=== Supplied data ===
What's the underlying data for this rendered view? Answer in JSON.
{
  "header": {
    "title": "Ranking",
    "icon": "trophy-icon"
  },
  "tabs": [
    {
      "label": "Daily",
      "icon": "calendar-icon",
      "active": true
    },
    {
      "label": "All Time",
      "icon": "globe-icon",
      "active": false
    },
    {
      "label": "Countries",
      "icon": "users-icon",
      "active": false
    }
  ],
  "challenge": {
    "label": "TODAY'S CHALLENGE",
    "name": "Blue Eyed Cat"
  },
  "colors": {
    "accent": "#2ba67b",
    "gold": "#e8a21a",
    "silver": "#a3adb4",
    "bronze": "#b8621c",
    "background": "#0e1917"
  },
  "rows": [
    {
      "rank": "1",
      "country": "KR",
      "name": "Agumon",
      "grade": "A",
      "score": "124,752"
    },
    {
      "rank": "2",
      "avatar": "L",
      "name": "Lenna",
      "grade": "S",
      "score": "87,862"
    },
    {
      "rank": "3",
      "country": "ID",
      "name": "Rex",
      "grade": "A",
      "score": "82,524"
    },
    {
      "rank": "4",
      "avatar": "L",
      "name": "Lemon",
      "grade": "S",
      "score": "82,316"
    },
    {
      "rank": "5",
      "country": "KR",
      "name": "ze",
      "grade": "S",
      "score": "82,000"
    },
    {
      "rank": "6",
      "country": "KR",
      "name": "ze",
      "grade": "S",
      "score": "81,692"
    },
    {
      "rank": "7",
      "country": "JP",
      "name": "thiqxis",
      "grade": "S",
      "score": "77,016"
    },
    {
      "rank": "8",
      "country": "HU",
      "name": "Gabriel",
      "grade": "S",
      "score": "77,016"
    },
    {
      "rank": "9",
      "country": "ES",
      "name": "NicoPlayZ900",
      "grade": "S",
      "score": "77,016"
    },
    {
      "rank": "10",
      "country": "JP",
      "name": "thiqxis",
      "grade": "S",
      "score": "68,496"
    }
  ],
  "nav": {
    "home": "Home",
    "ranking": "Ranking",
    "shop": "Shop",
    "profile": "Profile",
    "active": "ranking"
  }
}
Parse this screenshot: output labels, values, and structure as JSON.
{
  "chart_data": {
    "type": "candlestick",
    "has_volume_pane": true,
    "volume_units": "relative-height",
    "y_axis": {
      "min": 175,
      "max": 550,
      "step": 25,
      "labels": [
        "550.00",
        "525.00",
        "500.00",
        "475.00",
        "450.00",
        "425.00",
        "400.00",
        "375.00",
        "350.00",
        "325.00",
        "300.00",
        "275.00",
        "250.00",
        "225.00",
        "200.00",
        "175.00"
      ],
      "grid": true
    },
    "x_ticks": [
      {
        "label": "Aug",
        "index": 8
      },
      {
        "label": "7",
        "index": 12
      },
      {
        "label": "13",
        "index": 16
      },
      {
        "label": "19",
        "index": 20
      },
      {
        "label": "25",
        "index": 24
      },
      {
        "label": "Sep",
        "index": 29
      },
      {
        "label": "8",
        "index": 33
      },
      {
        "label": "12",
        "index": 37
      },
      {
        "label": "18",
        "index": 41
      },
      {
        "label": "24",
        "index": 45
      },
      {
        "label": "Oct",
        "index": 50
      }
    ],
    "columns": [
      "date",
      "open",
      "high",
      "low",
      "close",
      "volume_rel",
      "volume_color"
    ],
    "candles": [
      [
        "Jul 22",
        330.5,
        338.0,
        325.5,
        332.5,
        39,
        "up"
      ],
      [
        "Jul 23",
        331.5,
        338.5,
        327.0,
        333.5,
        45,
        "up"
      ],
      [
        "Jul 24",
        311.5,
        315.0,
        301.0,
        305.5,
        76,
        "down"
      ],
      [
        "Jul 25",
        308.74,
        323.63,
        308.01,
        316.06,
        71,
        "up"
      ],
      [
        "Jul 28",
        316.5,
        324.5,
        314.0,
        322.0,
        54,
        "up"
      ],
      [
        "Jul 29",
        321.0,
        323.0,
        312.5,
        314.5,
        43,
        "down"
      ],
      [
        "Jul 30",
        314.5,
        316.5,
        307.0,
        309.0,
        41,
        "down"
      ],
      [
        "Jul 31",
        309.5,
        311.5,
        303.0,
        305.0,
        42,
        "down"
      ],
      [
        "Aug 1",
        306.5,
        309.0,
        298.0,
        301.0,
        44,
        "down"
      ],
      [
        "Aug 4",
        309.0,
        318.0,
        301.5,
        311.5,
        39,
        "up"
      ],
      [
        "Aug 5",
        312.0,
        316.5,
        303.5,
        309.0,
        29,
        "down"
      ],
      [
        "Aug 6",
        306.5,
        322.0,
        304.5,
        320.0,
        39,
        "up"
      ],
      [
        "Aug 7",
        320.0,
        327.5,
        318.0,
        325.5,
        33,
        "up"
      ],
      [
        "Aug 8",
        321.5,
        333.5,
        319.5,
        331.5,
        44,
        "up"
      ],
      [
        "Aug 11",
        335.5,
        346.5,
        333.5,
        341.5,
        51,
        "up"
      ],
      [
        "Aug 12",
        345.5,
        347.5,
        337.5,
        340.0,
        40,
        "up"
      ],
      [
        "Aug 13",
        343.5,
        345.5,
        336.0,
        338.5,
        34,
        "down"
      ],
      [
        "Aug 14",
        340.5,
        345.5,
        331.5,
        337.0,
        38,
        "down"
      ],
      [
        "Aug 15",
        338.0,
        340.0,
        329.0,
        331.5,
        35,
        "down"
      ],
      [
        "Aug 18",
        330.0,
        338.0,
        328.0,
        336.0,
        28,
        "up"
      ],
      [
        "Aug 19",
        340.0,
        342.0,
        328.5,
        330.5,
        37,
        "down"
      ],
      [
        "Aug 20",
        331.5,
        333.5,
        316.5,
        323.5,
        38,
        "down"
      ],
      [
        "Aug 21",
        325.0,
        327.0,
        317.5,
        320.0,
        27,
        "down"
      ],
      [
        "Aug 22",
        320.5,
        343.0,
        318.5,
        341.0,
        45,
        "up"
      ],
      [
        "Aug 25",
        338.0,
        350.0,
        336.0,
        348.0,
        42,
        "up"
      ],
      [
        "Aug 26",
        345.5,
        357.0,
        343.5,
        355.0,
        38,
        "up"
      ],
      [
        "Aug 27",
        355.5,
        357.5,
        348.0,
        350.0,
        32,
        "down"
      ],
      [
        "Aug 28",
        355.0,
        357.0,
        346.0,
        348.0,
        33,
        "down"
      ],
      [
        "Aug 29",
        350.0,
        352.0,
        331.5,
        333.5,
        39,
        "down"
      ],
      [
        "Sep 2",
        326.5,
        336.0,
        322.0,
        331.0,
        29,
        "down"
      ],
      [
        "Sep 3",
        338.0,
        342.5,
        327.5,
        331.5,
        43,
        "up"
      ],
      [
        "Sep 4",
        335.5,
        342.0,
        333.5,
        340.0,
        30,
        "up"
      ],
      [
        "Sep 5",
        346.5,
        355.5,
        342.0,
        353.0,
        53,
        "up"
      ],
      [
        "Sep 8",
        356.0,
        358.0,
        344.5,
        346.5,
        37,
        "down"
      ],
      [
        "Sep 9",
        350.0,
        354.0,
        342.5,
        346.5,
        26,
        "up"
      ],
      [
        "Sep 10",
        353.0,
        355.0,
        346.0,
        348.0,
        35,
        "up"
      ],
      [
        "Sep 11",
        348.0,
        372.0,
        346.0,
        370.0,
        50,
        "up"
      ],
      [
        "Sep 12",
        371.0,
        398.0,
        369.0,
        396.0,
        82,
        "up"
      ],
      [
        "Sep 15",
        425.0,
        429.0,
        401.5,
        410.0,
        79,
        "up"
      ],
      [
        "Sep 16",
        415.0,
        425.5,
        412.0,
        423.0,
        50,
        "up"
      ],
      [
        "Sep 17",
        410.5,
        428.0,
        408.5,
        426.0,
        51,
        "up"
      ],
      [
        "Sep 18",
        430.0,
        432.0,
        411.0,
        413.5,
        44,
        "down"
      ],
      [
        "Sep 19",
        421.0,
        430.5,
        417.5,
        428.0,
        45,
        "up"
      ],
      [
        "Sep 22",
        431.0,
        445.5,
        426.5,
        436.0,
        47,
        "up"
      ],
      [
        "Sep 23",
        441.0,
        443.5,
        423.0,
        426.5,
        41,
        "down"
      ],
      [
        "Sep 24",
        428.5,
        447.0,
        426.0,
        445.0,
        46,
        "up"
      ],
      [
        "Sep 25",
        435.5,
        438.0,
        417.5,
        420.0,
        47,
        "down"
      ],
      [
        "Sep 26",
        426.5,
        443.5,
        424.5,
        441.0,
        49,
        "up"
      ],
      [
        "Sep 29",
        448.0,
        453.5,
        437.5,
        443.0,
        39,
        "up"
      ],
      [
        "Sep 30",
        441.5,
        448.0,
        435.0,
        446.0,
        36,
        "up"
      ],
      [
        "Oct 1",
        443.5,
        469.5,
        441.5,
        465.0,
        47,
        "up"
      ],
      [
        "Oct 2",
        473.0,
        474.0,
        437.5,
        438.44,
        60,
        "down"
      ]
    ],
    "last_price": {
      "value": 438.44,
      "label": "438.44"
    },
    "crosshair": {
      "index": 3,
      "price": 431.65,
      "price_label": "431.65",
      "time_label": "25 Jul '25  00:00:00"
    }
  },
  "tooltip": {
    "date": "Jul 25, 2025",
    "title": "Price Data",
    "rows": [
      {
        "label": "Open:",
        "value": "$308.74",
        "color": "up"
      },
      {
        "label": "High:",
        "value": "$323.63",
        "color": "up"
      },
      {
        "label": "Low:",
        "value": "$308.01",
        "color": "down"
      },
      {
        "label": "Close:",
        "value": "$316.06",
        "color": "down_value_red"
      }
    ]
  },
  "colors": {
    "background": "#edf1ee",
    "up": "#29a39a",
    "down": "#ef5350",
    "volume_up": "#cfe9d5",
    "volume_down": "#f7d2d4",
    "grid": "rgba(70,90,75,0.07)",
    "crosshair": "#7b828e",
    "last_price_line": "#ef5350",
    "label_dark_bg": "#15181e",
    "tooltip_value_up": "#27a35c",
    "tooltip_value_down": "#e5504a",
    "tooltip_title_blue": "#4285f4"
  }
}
===
Using the listing above, gather each line that holds the string "labels" and copy it.

Parse this screenshot: output labels, values, and structure as JSON.
      "labels": [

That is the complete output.